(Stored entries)
****
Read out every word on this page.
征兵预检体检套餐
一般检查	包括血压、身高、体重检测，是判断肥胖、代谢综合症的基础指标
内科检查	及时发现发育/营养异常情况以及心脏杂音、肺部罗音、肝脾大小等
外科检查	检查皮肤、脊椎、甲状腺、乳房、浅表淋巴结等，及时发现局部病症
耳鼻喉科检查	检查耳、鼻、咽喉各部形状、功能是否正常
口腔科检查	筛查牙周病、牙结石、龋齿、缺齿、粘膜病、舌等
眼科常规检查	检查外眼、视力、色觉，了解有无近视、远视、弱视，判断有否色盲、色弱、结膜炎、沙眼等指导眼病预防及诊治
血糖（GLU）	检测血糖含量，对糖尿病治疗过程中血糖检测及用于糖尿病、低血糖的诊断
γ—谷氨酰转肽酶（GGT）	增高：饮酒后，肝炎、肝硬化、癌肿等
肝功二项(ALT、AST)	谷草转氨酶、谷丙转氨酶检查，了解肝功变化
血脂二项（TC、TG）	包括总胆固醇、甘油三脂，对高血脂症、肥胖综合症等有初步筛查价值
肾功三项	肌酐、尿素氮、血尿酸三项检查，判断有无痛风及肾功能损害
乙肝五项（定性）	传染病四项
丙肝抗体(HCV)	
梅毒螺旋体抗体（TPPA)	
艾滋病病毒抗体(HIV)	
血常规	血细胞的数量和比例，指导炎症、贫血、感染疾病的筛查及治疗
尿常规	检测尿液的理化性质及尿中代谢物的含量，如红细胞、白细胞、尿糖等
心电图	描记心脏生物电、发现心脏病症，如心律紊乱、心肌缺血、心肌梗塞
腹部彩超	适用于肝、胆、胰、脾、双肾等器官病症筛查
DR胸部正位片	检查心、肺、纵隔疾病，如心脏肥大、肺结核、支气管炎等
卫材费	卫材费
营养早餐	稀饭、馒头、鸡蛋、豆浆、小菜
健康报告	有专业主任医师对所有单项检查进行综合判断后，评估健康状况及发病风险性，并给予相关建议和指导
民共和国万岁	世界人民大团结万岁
****
What you should do: Reproduce the data in full, exactly as presented.

Exercise result:
Read out every word on this page.
征兵预检体检套餐
一般检查	包括血压、身高、体重检测，是判断肥胖、代谢综合症的基础指标
内科检查	及时发现发育/营养异常情况以及心脏杂音、肺部罗音、肝脾大小等
外科检查	检查皮肤、脊椎、甲状腺、乳房、浅表淋巴结等，及时发现局部病症
耳鼻喉科检查	检查耳、鼻、咽喉各部形状、功能是否正常
口腔科检查	筛查牙周病、牙结石、龋齿、缺齿、粘膜病、舌等
眼科常规检查	检查外眼、视力、色觉，了解有无近视、远视、弱视，判断有否色盲、色弱、结膜炎、沙眼等指导眼病预防及诊治
血糖（GLU）	检测血糖含量，对糖尿病治疗过程中血糖检测及用于糖尿病、低血糖的诊断
γ—谷氨酰转肽酶（GGT）	增高：饮酒后，肝炎、肝硬化、癌肿等
肝功二项(ALT、AST)	谷草转氨酶、谷丙转氨酶检查，了解肝功变化
血脂二项（TC、TG）	包括总胆固醇、甘油三脂，对高血脂症、肥胖综合症等有初步筛查价值
肾功三项	肌酐、尿素氮、血尿酸三项检查，判断有无痛风及肾功能损害
乙肝五项（定性）	传染病四项
丙肝抗体(HCV)	
梅毒螺旋体抗体（TPPA)	
艾滋病病毒抗体(HIV)	
血常规	血细胞的数量和比例，指导炎症、贫血、感染疾病的筛查及治疗
尿常规	检测尿液的理化性质及尿中代谢物的含量，如红细胞、白细胞、尿糖等
心电图	描记心脏生物电、发现心脏病症，如心律紊乱、心肌缺血、心肌梗塞
腹部彩超	适用于肝、胆、胰、脾、双肾等器官病症筛查
DR胸部正位片	检查心、肺、纵隔疾病，如心脏肥大、肺结核、支气管炎等
卫材费	卫材费
营养早餐	稀饭、馒头、鸡蛋、豆浆、小菜
健康报告	有专业主任医师对所有单项检查进行综合判断后，评估健康状况及发病风险性，并给予相关建议和指导
民共和国万岁	世界人民大团结万岁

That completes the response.